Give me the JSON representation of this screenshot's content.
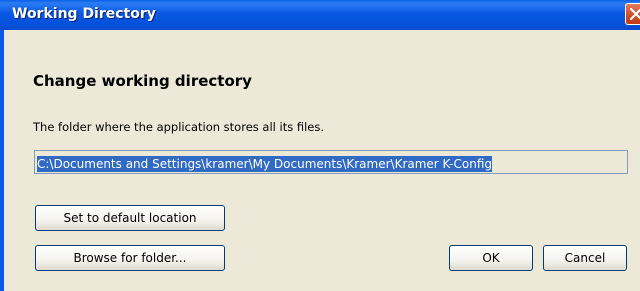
{
  "window": {
    "title": "Working Directory",
    "close_icon": "close-icon"
  },
  "content": {
    "heading": "Change working directory",
    "description": "The folder where the application stores all its files.",
    "path_value": "C:\\Documents and Settings\\kramer\\My Documents\\Kramer\\Kramer K-Config"
  },
  "buttons": {
    "default_location": "Set to default location",
    "browse": "Browse for folder...",
    "ok": "OK",
    "cancel": "Cancel"
  },
  "colors": {
    "titlebar": "#0858e2",
    "selection": "#316ac5",
    "dialog_bg": "#ece9d8"
  }
}
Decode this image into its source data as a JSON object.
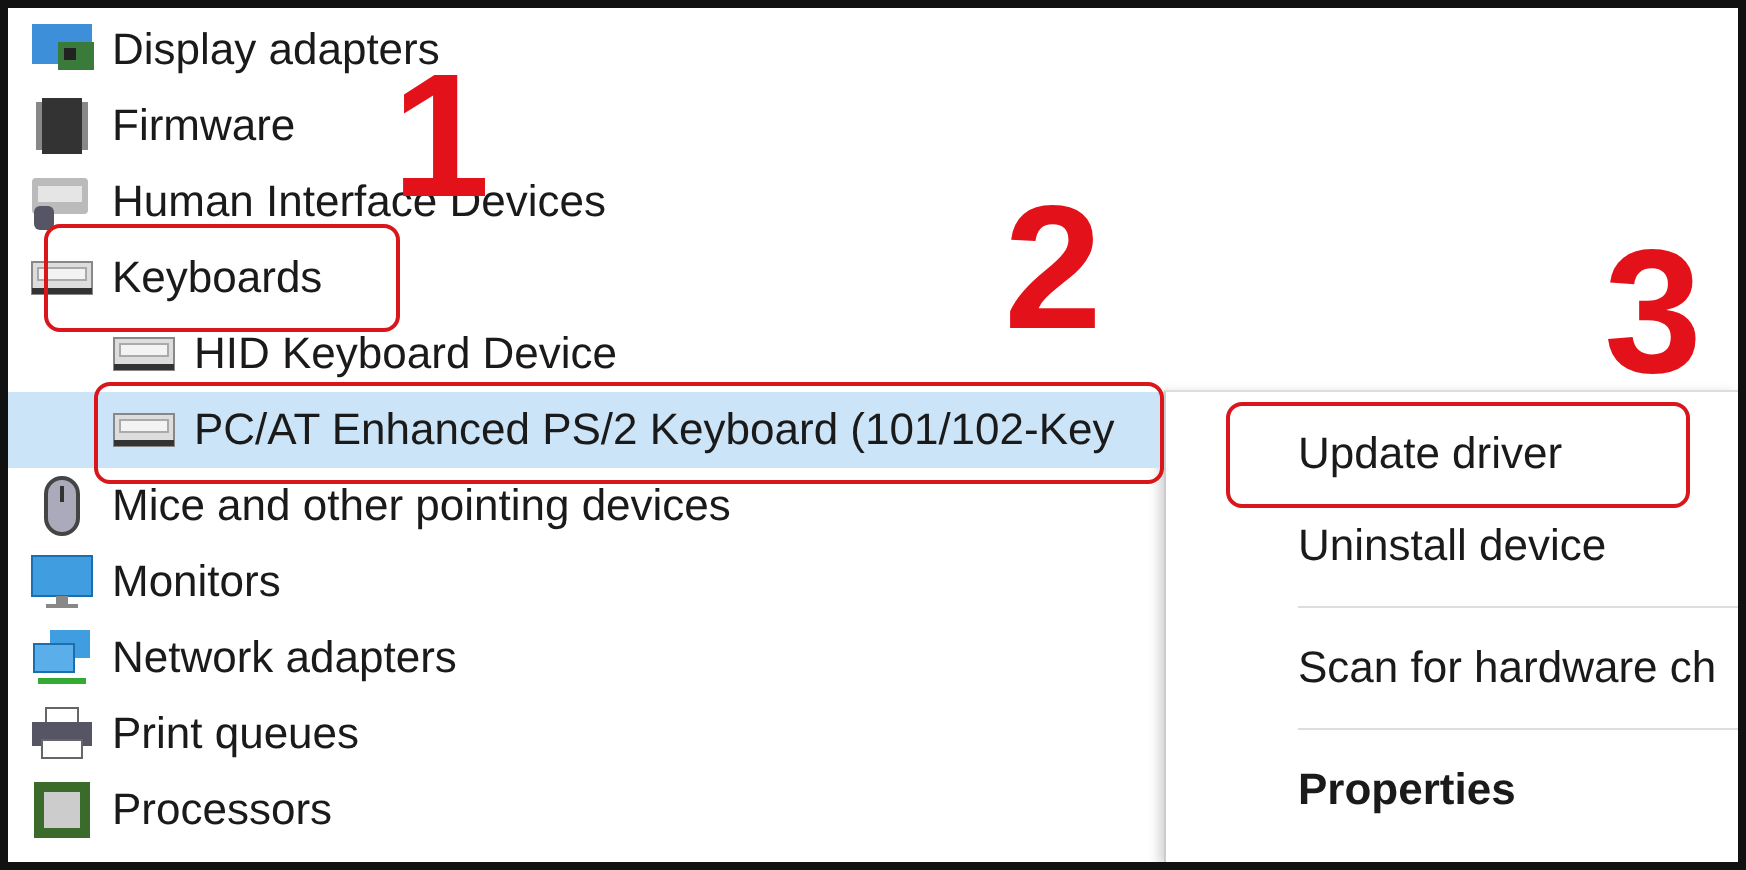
{
  "tree": [
    {
      "label": "Display adapters",
      "kind": "display",
      "selected": false,
      "outlined": false
    },
    {
      "label": "Firmware",
      "kind": "firmware",
      "selected": false,
      "outlined": false
    },
    {
      "label": "Human Interface Devices",
      "kind": "hid",
      "selected": false,
      "outlined": false
    },
    {
      "label": "Keyboards",
      "kind": "keyboard",
      "selected": false,
      "outlined": true,
      "children": [
        {
          "label": "HID Keyboard Device",
          "kind": "keyboard",
          "selected": false,
          "outlined": false
        },
        {
          "label": "PC/AT Enhanced PS/2 Keyboard (101/102-Key",
          "kind": "keyboard",
          "selected": true,
          "outlined": true
        }
      ]
    },
    {
      "label": "Mice and other pointing devices",
      "kind": "mouse",
      "selected": false,
      "outlined": false
    },
    {
      "label": "Monitors",
      "kind": "monitor",
      "selected": false,
      "outlined": false
    },
    {
      "label": "Network adapters",
      "kind": "network",
      "selected": false,
      "outlined": false
    },
    {
      "label": "Print queues",
      "kind": "printer",
      "selected": false,
      "outlined": false
    },
    {
      "label": "Processors",
      "kind": "processor",
      "selected": false,
      "outlined": false
    }
  ],
  "context_menu": [
    {
      "kind": "item",
      "label": "Update driver",
      "bold": false,
      "outlined": true
    },
    {
      "kind": "item",
      "label": "Uninstall device",
      "bold": false,
      "outlined": false
    },
    {
      "kind": "separator"
    },
    {
      "kind": "item",
      "label": "Scan for hardware ch",
      "bold": false,
      "outlined": false
    },
    {
      "kind": "separator"
    },
    {
      "kind": "item",
      "label": "Properties",
      "bold": true,
      "outlined": false
    }
  ],
  "callouts": [
    {
      "label": "1"
    },
    {
      "label": "2"
    },
    {
      "label": "3"
    }
  ]
}
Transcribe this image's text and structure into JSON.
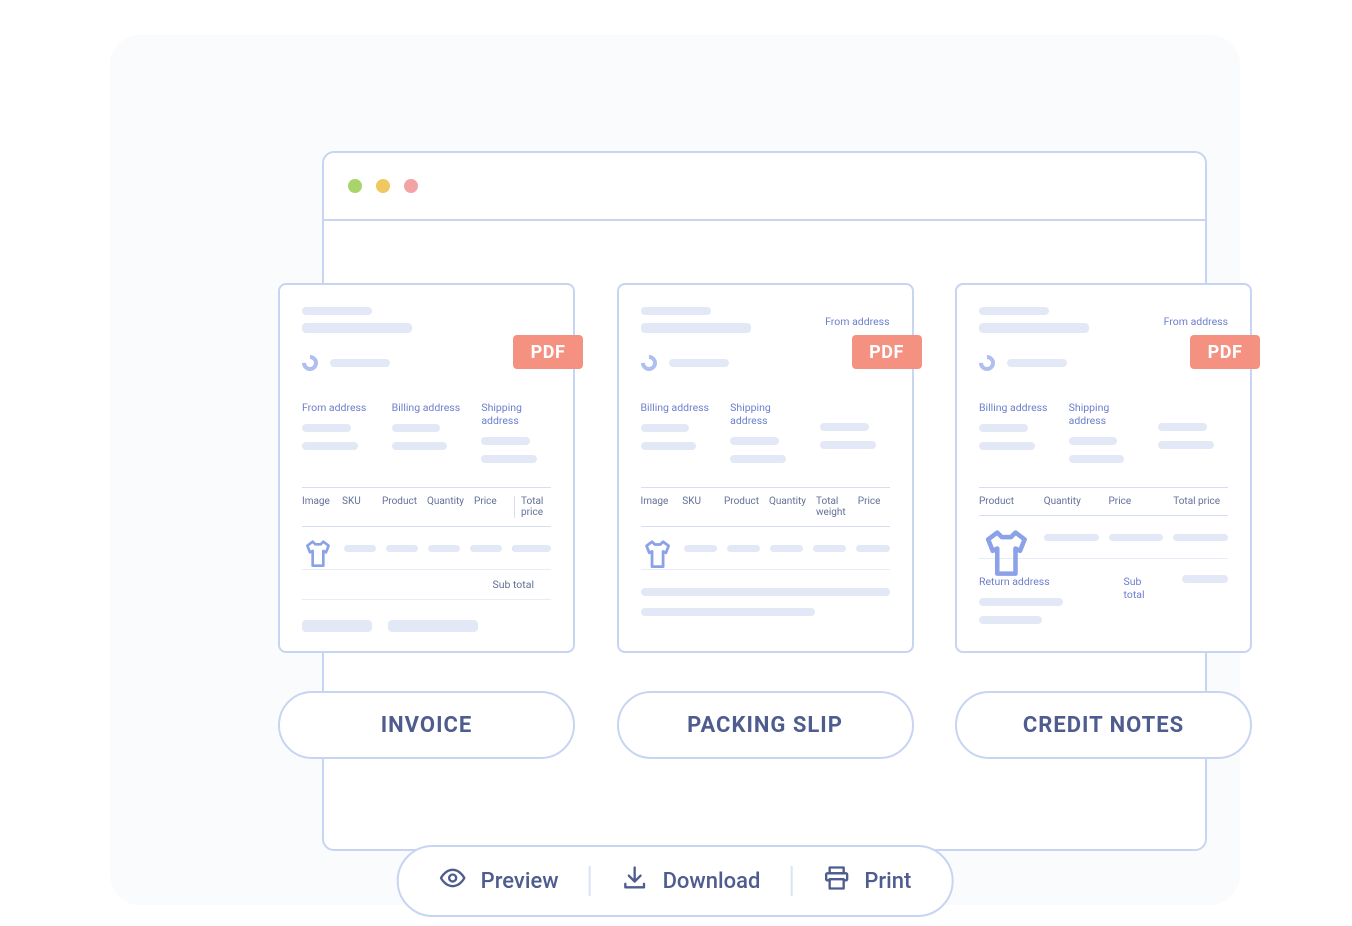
{
  "colors": {
    "border": "#c7d4f2",
    "text": "#4e5c8e",
    "placeholder": "#e3e8f6",
    "badge": "#f49181"
  },
  "pdf_badge": "PDF",
  "cards": [
    {
      "key": "invoice",
      "addresses": [
        "From address",
        "Billing address",
        "Shipping address"
      ],
      "columns": [
        "Image",
        "SKU",
        "Product",
        "Quantity",
        "Price",
        "Total price"
      ],
      "subtotal_label": "Sub total",
      "pill_label": "INVOICE"
    },
    {
      "key": "packing_slip",
      "top_from": "From address",
      "addresses": [
        "Billing address",
        "Shipping address"
      ],
      "columns": [
        "Image",
        "SKU",
        "Product",
        "Quantity",
        "Total weight",
        "Price"
      ],
      "pill_label": "PACKING SLIP"
    },
    {
      "key": "credit_notes",
      "top_from": "From address",
      "addresses": [
        "Billing address",
        "Shipping address"
      ],
      "columns": [
        "Product",
        "Quantity",
        "Price",
        "Total price"
      ],
      "return_label": "Return address",
      "subtotal_label": "Sub total",
      "pill_label": "CREDIT NOTES"
    }
  ],
  "actions": {
    "preview": "Preview",
    "download": "Download",
    "print": "Print"
  }
}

Aim: Leave the images out and output the remaining material exactly as it stands.

Worked solution:
Give me the JSON representation of this screenshot's content.
{
  "window": {
    "title": "Working Directory",
    "close_icon": "close-icon"
  },
  "content": {
    "heading": "Change working directory",
    "description": "The folder where the application stores all its files.",
    "path_value": "C:\\Documents and Settings\\kramer\\My Documents\\Kramer\\Kramer K-Config"
  },
  "buttons": {
    "default_location": "Set to default location",
    "browse": "Browse for folder...",
    "ok": "OK",
    "cancel": "Cancel"
  },
  "colors": {
    "titlebar": "#0858e2",
    "selection": "#316ac5",
    "dialog_bg": "#ece9d8"
  }
}
Decode this image into its source data as a JSON object.
{
  "tree": [
    {
      "label": "Display adapters",
      "kind": "display",
      "selected": false,
      "outlined": false
    },
    {
      "label": "Firmware",
      "kind": "firmware",
      "selected": false,
      "outlined": false
    },
    {
      "label": "Human Interface Devices",
      "kind": "hid",
      "selected": false,
      "outlined": false
    },
    {
      "label": "Keyboards",
      "kind": "keyboard",
      "selected": false,
      "outlined": true,
      "children": [
        {
          "label": "HID Keyboard Device",
          "kind": "keyboard",
          "selected": false,
          "outlined": false
        },
        {
          "label": "PC/AT Enhanced PS/2 Keyboard (101/102-Key",
          "kind": "keyboard",
          "selected": true,
          "outlined": true
        }
      ]
    },
    {
      "label": "Mice and other pointing devices",
      "kind": "mouse",
      "selected": false,
      "outlined": false
    },
    {
      "label": "Monitors",
      "kind": "monitor",
      "selected": false,
      "outlined": false
    },
    {
      "label": "Network adapters",
      "kind": "network",
      "selected": false,
      "outlined": false
    },
    {
      "label": "Print queues",
      "kind": "printer",
      "selected": false,
      "outlined": false
    },
    {
      "label": "Processors",
      "kind": "processor",
      "selected": false,
      "outlined": false
    }
  ],
  "context_menu": [
    {
      "kind": "item",
      "label": "Update driver",
      "bold": false,
      "outlined": true
    },
    {
      "kind": "item",
      "label": "Uninstall device",
      "bold": false,
      "outlined": false
    },
    {
      "kind": "separator"
    },
    {
      "kind": "item",
      "label": "Scan for hardware ch",
      "bold": false,
      "outlined": false
    },
    {
      "kind": "separator"
    },
    {
      "kind": "item",
      "label": "Properties",
      "bold": true,
      "outlined": false
    }
  ],
  "callouts": [
    {
      "label": "1"
    },
    {
      "label": "2"
    },
    {
      "label": "3"
    }
  ]
}
Transcribe this image's text and structure into JSON.
{
  "colors": {
    "border": "#c7d4f2",
    "text": "#4e5c8e",
    "placeholder": "#e3e8f6",
    "badge": "#f49181"
  },
  "pdf_badge": "PDF",
  "cards": [
    {
      "key": "invoice",
      "addresses": [
        "From address",
        "Billing address",
        "Shipping address"
      ],
      "columns": [
        "Image",
        "SKU",
        "Product",
        "Quantity",
        "Price",
        "Total price"
      ],
      "subtotal_label": "Sub total",
      "pill_label": "INVOICE"
    },
    {
      "key": "packing_slip",
      "top_from": "From address",
      "addresses": [
        "Billing address",
        "Shipping address"
      ],
      "columns": [
        "Image",
        "SKU",
        "Product",
        "Quantity",
        "Total weight",
        "Price"
      ],
      "pill_label": "PACKING SLIP"
    },
    {
      "key": "credit_notes",
      "top_from": "From address",
      "addresses": [
        "Billing address",
        "Shipping address"
      ],
      "columns": [
        "Product",
        "Quantity",
        "Price",
        "Total price"
      ],
      "return_label": "Return address",
      "subtotal_label": "Sub total",
      "pill_label": "CREDIT NOTES"
    }
  ],
  "actions": {
    "preview": "Preview",
    "download": "Download",
    "print": "Print"
  }
}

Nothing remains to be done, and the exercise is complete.